-- START OF Extracted material --
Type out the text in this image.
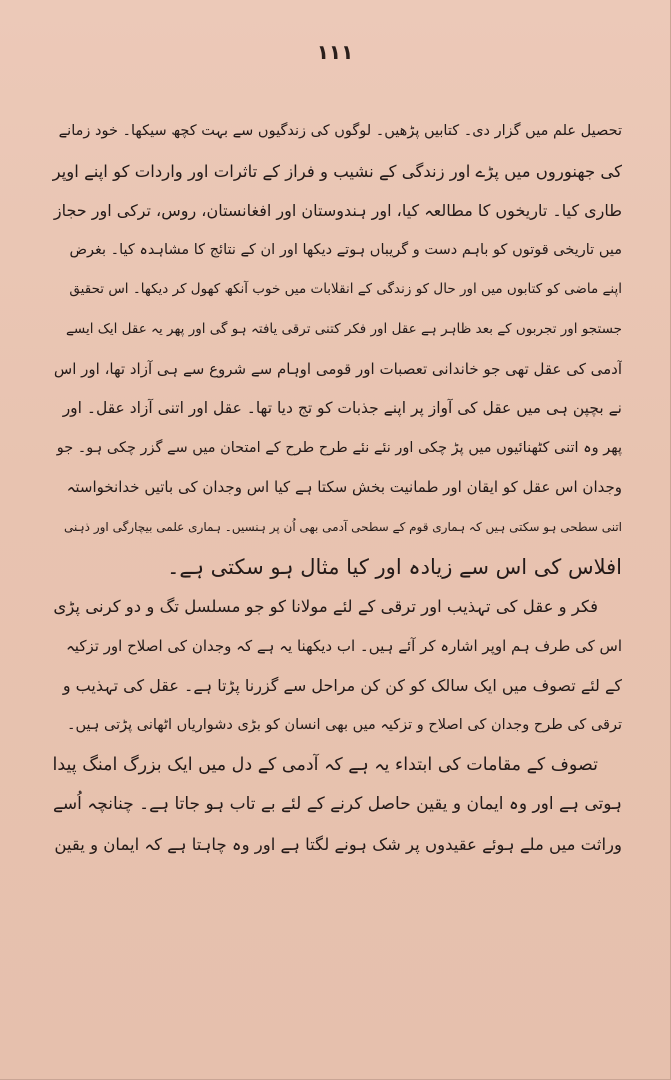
۱۱۱
تحصیل علم میں گزار دی۔ کتابیں پڑھیں۔ لوگوں کی زندگیوں سے بہت کچھ سیکھا۔ خود زمانے
کی جھنوروں میں پڑے اور زندگی کے نشیب و فراز کے تاثرات اور واردات کو اپنے اوپر
طاری کیا۔ تاریخوں کا مطالعہ کیا، اور ہندوستان اور افغانستان، روس، ترکی اور حجاز
میں تاریخی قوتوں کو باہم دست و گریباں ہوتے دیکھا اور ان کے نتائج کا مشاہدہ کیا۔ بغرض
اپنے ماضی کو کتابوں میں اور حال کو زندگی کے انقلابات میں خوب آنکھ کھول کر دیکھا۔ اس تحقیق
جستجو اور تجربوں کے بعد ظاہر ہے عقل اور فکر کتنی ترقی یافتہ ہو گی اور پھر یہ عقل ایک ایسے
آدمی کی عقل تھی جو خاندانی تعصبات اور قومی اوہام سے شروع سے ہی آزاد تھا، اور اس
نے بچپن ہی میں عقل کی آواز پر اپنے جذبات کو تج دیا تھا۔ عقل اور اتنی آزاد عقل۔ اور
پھر وہ اتنی کٹھنائیوں میں پڑ چکی اور نئے نئے طرح طرح کے امتحان میں سے گزر چکی ہو۔ جو
وجدان اس عقل کو ایقان اور طمانیت بخش سکتا ہے کیا اس وجدان کی باتیں خدانخواستہ
اتنی سطحی ہو سکتی ہیں کہ ہماری قوم کے سطحی آدمی بھی اُن پر ہنسیں۔ ہماری علمی بیچارگی اور ذہنی
افلاس کی اس سے زیادہ اور کیا مثال ہو سکتی ہے۔
فکر و عقل کی تہذیب اور ترقی کے لئے مولانا کو جو مسلسل تگ و دو کرنی پڑی
اس کی طرف ہم اوپر اشارہ کر آئے ہیں۔ اب دیکھنا یہ ہے کہ وجدان کی اصلاح اور تزکیہ
کے لئے تصوف میں ایک سالک کو کن کن مراحل سے گزرنا پڑتا ہے۔ عقل کی تہذیب و
ترقی کی طرح وجدان کی اصلاح و تزکیہ میں بھی انسان کو بڑی دشواریاں اٹھانی پڑتی ہیں۔
تصوف کے مقامات کی ابتداء یہ ہے کہ آدمی کے دل میں ایک بزرگ امنگ پیدا
ہوتی ہے اور وہ ایمان و یقین حاصل کرنے کے لئے بے تاب ہو جاتا ہے۔ چنانچہ اُسے
وراثت میں ملے ہوئے عقیدوں پر شک ہونے لگتا ہے اور وہ چاہتا ہے کہ ایمان و یقین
-- END OF Extracted material --
Restate the data above word for word. Do not include the images.

◆ Exercise response
Type out the text in this image.
۱۱۱
تحصیل علم میں گزار دی۔ کتابیں پڑھیں۔ لوگوں کی زندگیوں سے بہت کچھ سیکھا۔ خود زمانے
کی جھنوروں میں پڑے اور زندگی کے نشیب و فراز کے تاثرات اور واردات کو اپنے اوپر
طاری کیا۔ تاریخوں کا مطالعہ کیا، اور ہندوستان اور افغانستان، روس، ترکی اور حجاز
میں تاریخی قوتوں کو باہم دست و گریباں ہوتے دیکھا اور ان کے نتائج کا مشاہدہ کیا۔ بغرض
اپنے ماضی کو کتابوں میں اور حال کو زندگی کے انقلابات میں خوب آنکھ کھول کر دیکھا۔ اس تحقیق
جستجو اور تجربوں کے بعد ظاہر ہے عقل اور فکر کتنی ترقی یافتہ ہو گی اور پھر یہ عقل ایک ایسے
آدمی کی عقل تھی جو خاندانی تعصبات اور قومی اوہام سے شروع سے ہی آزاد تھا، اور اس
نے بچپن ہی میں عقل کی آواز پر اپنے جذبات کو تج دیا تھا۔ عقل اور اتنی آزاد عقل۔ اور
پھر وہ اتنی کٹھنائیوں میں پڑ چکی اور نئے نئے طرح طرح کے امتحان میں سے گزر چکی ہو۔ جو
وجدان اس عقل کو ایقان اور طمانیت بخش سکتا ہے کیا اس وجدان کی باتیں خدانخواستہ
اتنی سطحی ہو سکتی ہیں کہ ہماری قوم کے سطحی آدمی بھی اُن پر ہنسیں۔ ہماری علمی بیچارگی اور ذہنی
افلاس کی اس سے زیادہ اور کیا مثال ہو سکتی ہے۔
فکر و عقل کی تہذیب اور ترقی کے لئے مولانا کو جو مسلسل تگ و دو کرنی پڑی
اس کی طرف ہم اوپر اشارہ کر آئے ہیں۔ اب دیکھنا یہ ہے کہ وجدان کی اصلاح اور تزکیہ
کے لئے تصوف میں ایک سالک کو کن کن مراحل سے گزرنا پڑتا ہے۔ عقل کی تہذیب و
ترقی کی طرح وجدان کی اصلاح و تزکیہ میں بھی انسان کو بڑی دشواریاں اٹھانی پڑتی ہیں۔
تصوف کے مقامات کی ابتداء یہ ہے کہ آدمی کے دل میں ایک بزرگ امنگ پیدا
ہوتی ہے اور وہ ایمان و یقین حاصل کرنے کے لئے بے تاب ہو جاتا ہے۔ چنانچہ اُسے
وراثت میں ملے ہوئے عقیدوں پر شک ہونے لگتا ہے اور وہ چاہتا ہے کہ ایمان و یقین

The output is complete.